* Exercise input:

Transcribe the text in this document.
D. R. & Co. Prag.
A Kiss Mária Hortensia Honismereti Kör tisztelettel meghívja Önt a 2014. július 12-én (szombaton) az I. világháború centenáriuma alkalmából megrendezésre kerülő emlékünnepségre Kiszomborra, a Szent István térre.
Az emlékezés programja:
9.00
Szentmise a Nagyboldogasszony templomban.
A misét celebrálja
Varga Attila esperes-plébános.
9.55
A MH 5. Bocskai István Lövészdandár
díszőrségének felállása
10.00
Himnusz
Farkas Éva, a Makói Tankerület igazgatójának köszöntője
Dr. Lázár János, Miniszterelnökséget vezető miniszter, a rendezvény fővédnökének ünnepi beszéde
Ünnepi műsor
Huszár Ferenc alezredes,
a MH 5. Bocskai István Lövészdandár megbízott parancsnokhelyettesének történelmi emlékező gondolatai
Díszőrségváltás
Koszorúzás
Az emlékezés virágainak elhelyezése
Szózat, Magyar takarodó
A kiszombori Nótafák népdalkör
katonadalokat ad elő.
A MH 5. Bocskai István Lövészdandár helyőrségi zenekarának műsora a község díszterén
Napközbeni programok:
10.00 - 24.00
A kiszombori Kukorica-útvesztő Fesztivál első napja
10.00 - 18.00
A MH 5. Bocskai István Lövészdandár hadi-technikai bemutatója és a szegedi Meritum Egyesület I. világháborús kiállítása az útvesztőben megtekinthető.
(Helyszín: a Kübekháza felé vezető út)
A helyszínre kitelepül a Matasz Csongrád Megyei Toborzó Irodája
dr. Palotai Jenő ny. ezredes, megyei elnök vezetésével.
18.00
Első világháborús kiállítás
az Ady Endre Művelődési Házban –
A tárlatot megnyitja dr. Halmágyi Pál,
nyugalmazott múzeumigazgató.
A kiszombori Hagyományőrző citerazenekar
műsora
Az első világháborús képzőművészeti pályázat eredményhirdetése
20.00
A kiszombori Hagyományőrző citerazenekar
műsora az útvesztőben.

* Given exercise:
Select and copy each line from the data that includes the word "Lövészdandár".

* Answer in full:
A MH 5. Bocskai István Lövészdandár
a MH 5. Bocskai István Lövészdandár megbízott parancsnokhelyettesének történelmi emlékező gondolatai
A MH 5. Bocskai István Lövészdandár helyőrségi zenekarának műsora a község díszterén
A MH 5. Bocskai István Lövészdandár hadi-technikai bemutatója és a szegedi Meritum Egyesület I. világháborús kiállítása az útvesztőben megtekinthető.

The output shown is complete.